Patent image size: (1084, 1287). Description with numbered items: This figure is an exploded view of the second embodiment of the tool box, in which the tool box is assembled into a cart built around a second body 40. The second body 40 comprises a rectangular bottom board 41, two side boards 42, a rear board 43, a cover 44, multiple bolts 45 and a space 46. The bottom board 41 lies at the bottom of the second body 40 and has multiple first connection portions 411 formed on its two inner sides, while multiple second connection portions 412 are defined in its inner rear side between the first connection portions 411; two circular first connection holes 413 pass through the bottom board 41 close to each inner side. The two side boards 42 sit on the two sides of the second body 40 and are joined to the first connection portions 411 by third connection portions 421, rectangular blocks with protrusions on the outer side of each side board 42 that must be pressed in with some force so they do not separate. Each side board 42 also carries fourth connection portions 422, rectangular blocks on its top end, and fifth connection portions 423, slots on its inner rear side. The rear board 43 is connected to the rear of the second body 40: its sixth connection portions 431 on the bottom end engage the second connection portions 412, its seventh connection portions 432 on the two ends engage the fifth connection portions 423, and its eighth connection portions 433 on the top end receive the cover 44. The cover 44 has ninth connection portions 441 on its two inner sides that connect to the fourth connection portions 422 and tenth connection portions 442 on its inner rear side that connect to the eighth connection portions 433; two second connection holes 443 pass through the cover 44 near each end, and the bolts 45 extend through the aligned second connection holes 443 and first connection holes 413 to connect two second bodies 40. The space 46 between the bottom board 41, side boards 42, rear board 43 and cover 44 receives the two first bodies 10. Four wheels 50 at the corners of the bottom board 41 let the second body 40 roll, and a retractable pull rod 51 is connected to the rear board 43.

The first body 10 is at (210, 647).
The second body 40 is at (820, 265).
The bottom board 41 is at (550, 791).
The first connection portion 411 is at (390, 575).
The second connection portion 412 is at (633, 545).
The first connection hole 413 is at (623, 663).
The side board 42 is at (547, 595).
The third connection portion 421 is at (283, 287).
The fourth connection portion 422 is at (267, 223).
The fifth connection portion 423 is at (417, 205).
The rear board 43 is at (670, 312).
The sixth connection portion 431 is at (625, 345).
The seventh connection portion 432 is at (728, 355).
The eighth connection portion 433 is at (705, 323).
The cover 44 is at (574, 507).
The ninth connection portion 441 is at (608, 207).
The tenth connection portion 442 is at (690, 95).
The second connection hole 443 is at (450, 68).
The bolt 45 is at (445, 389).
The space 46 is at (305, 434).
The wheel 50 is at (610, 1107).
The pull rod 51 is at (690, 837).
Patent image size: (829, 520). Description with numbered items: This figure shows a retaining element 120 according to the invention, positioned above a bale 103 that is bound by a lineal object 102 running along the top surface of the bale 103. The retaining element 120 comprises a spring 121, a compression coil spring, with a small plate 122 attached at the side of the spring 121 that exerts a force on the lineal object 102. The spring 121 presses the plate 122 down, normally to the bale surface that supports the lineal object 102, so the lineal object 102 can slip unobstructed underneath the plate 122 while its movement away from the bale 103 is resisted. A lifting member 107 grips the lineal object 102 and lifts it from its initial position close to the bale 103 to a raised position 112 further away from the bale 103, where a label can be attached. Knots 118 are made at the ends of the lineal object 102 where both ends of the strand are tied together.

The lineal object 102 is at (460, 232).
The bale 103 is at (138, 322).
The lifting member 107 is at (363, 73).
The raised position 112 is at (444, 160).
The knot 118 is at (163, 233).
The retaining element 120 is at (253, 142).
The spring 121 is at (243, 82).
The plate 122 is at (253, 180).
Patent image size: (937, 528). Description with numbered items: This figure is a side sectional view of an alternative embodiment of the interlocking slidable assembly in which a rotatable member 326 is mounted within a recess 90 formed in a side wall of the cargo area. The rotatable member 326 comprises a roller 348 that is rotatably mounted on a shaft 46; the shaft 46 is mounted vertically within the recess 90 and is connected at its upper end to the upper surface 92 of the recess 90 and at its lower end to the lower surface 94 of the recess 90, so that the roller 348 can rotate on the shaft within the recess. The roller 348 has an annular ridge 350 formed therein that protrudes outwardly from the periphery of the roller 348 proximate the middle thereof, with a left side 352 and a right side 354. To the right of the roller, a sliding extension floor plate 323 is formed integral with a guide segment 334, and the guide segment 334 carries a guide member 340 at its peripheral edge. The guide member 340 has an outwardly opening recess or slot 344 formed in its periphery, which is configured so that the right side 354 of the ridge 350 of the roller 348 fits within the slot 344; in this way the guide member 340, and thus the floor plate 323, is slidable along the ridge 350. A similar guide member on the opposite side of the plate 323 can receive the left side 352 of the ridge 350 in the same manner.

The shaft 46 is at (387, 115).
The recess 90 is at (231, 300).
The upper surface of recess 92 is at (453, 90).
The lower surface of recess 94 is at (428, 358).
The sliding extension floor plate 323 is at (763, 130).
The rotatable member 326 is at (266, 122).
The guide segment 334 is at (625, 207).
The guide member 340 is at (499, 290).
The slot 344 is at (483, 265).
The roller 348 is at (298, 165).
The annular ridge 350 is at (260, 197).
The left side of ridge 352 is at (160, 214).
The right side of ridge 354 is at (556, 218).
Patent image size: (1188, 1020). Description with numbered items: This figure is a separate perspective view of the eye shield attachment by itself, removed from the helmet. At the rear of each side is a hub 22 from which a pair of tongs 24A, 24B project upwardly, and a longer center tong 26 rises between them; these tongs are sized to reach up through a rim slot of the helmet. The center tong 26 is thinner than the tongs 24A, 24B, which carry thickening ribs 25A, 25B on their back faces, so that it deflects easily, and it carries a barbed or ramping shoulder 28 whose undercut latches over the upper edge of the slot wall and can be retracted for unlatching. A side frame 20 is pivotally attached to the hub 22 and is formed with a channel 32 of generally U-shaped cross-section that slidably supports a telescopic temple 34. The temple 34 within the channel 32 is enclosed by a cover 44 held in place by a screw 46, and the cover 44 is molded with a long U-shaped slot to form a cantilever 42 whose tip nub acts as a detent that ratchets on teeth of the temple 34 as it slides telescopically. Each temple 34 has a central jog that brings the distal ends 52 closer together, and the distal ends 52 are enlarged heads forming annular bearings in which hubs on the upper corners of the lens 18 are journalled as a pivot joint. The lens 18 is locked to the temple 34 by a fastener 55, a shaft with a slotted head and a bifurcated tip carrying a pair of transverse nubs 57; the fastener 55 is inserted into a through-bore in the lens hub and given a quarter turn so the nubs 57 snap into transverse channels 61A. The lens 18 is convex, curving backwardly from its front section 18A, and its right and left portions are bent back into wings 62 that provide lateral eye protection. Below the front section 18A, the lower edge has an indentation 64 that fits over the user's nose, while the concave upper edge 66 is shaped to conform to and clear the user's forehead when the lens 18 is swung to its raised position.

Tujuan: Ketik ulang seluruh baris di atas tanpa mengubah satu karakter pun.

Jawaban Tugas:
Patent image size: (1084, 1287). Description with numbered items: This figure is an exploded view of the second embodiment of the tool box, in which the tool box is assembled into a cart built around a second body 40. The second body 40 comprises a rectangular bottom board 41, two side boards 42, a rear board 43, a cover 44, multiple bolts 45 and a space 46. The bottom board 41 lies at the bottom of the second body 40 and has multiple first connection portions 411 formed on its two inner sides, while multiple second connection portions 412 are defined in its inner rear side between the first connection portions 411; two circular first connection holes 413 pass through the bottom board 41 close to each inner side. The two side boards 42 sit on the two sides of the second body 40 and are joined to the first connection portions 411 by third connection portions 421, rectangular blocks with protrusions on the outer side of each side board 42 that must be pressed in with some force so they do not separate. Each side board 42 also carries fourth connection portions 422, rectangular blocks on its top end, and fifth connection portions 423, slots on its inner rear side. The rear board 43 is connected to the rear of the second body 40: its sixth connection portions 431 on the bottom end engage the second connection portions 412, its seventh connection portions 432 on the two ends engage the fifth connection portions 423, and its eighth connection portions 433 on the top end receive the cover 44. The cover 44 has ninth connection portions 441 on its two inner sides that connect to the fourth connection portions 422 and tenth connection portions 442 on its inner rear side that connect to the eighth connection portions 433; two second connection holes 443 pass through the cover 44 near each end, and the bolts 45 extend through the aligned second connection holes 443 and first connection holes 413 to connect two second bodies 40. The space 46 between the bottom board 41, side boards 42, rear board 43 and cover 44 receives the two first bodies 10. Four wheels 50 at the corners of the bottom board 41 let the second body 40 roll, and a retractable pull rod 51 is connected to the rear board 43.

The first body 10 is at (210, 647).
The second body 40 is at (820, 265).
The bottom board 41 is at (550, 791).
The first connection portion 411 is at (390, 575).
The second connection portion 412 is at (633, 545).
The first connection hole 413 is at (623, 663).
The side board 42 is at (547, 595).
The third connection portion 421 is at (283, 287).
The fourth connection portion 422 is at (267, 223).
The fifth connection portion 423 is at (417, 205).
The rear board 43 is at (670, 312).
The sixth connection portion 431 is at (625, 345).
The seventh connection portion 432 is at (728, 355).
The eighth connection portion 433 is at (705, 323).
The cover 44 is at (574, 507).
The ninth connection portion 441 is at (608, 207).
The tenth connection portion 442 is at (690, 95).
The second connection hole 443 is at (450, 68).
The bolt 45 is at (445, 389).
The space 46 is at (305, 434).
The wheel 50 is at (610, 1107).
The pull rod 51 is at (690, 837).
Patent image size: (829, 520). Description with numbered items: This figure shows a retaining element 120 according to the invention, positioned above a bale 103 that is bound by a lineal object 102 running along the top surface of the bale 103. The retaining element 120 comprises a spring 121, a compression coil spring, with a small plate 122 attached at the side of the spring 121 that exerts a force on the lineal object 102. The spring 121 presses the plate 122 down, normally to the bale surface that supports the lineal object 102, so the lineal object 102 can slip unobstructed underneath the plate 122 while its movement away from the bale 103 is resisted. A lifting member 107 grips the lineal object 102 and lifts it from its initial position close to the bale 103 to a raised position 112 further away from the bale 103, where a label can be attached. Knots 118 are made at the ends of the lineal object 102 where both ends of the strand are tied together.

The lineal object 102 is at (460, 232).
The bale 103 is at (138, 322).
The lifting member 107 is at (363, 73).
The raised position 112 is at (444, 160).
The knot 118 is at (163, 233).
The retaining element 120 is at (253, 142).
The spring 121 is at (243, 82).
The plate 122 is at (253, 180).
Patent image size: (937, 528). Description with numbered items: This figure is a side sectional view of an alternative embodiment of the interlocking slidable assembly in which a rotatable member 326 is mounted within a recess 90 formed in a side wall of the cargo area. The rotatable member 326 comprises a roller 348 that is rotatably mounted on a shaft 46; the shaft 46 is mounted vertically within the recess 90 and is connected at its upper end to the upper surface 92 of the recess 90 and at its lower end to the lower surface 94 of the recess 90, so that the roller 348 can rotate on the shaft within the recess. The roller 348 has an annular ridge 350 formed therein that protrudes outwardly from the periphery of the roller 348 proximate the middle thereof, with a left side 352 and a right side 354. To the right of the roller, a sliding extension floor plate 323 is formed integral with a guide segment 334, and the guide segment 334 carries a guide member 340 at its peripheral edge. The guide member 340 has an outwardly opening recess or slot 344 formed in its periphery, which is configured so that the right side 354 of the ridge 350 of the roller 348 fits within the slot 344; in this way the guide member 340, and thus the floor plate 323, is slidable along the ridge 350. A similar guide member on the opposite side of the plate 323 can receive the left side 352 of the ridge 350 in the same manner.

The shaft 46 is at (387, 115).
The recess 90 is at (231, 300).
The upper surface of recess 92 is at (453, 90).
The lower surface of recess 94 is at (428, 358).
The sliding extension floor plate 323 is at (763, 130).
The rotatable member 326 is at (266, 122).
The guide segment 334 is at (625, 207).
The guide member 340 is at (499, 290).
The slot 344 is at (483, 265).
The roller 348 is at (298, 165).
The annular ridge 350 is at (260, 197).
The left side of ridge 352 is at (160, 214).
The right side of ridge 354 is at (556, 218).
Patent image size: (1188, 1020). Description with numbered items: This figure is a separate perspective view of the eye shield attachment by itself, removed from the helmet. At the rear of each side is a hub 22 from which a pair of tongs 24A, 24B project upwardly, and a longer center tong 26 rises between them; these tongs are sized to reach up through a rim slot of the helmet. The center tong 26 is thinner than the tongs 24A, 24B, which carry thickening ribs 25A, 25B on their back faces, so that it deflects easily, and it carries a barbed or ramping shoulder 28 whose undercut latches over the upper edge of the slot wall and can be retracted for unlatching. A side frame 20 is pivotally attached to the hub 22 and is formed with a channel 32 of generally U-shaped cross-section that slidably supports a telescopic temple 34. The temple 34 within the channel 32 is enclosed by a cover 44 held in place by a screw 46, and the cover 44 is molded with a long U-shaped slot to form a cantilever 42 whose tip nub acts as a detent that ratchets on teeth of the temple 34 as it slides telescopically. Each temple 34 has a central jog that brings the distal ends 52 closer together, and the distal ends 52 are enlarged heads forming annular bearings in which hubs on the upper corners of the lens 18 are journalled as a pivot joint. The lens 18 is locked to the temple 34 by a fastener 55, a shaft with a slotted head and a bifurcated tip carrying a pair of transverse nubs 57; the fastener 55 is inserted into a through-bore in the lens hub and given a quarter turn so the nubs 57 snap into transverse channels 61A. The lens 18 is convex, curving backwardly from its front section 18A, and its right and left portions are bent back into wings 62 that provide lateral eye protection. Below the front section 18A, the lower edge has an indentation 64 that fits over the user's nose, while the concave upper edge 66 is shaped to conform to and clear the user's forehead when the lens 18 is swung to its raised position.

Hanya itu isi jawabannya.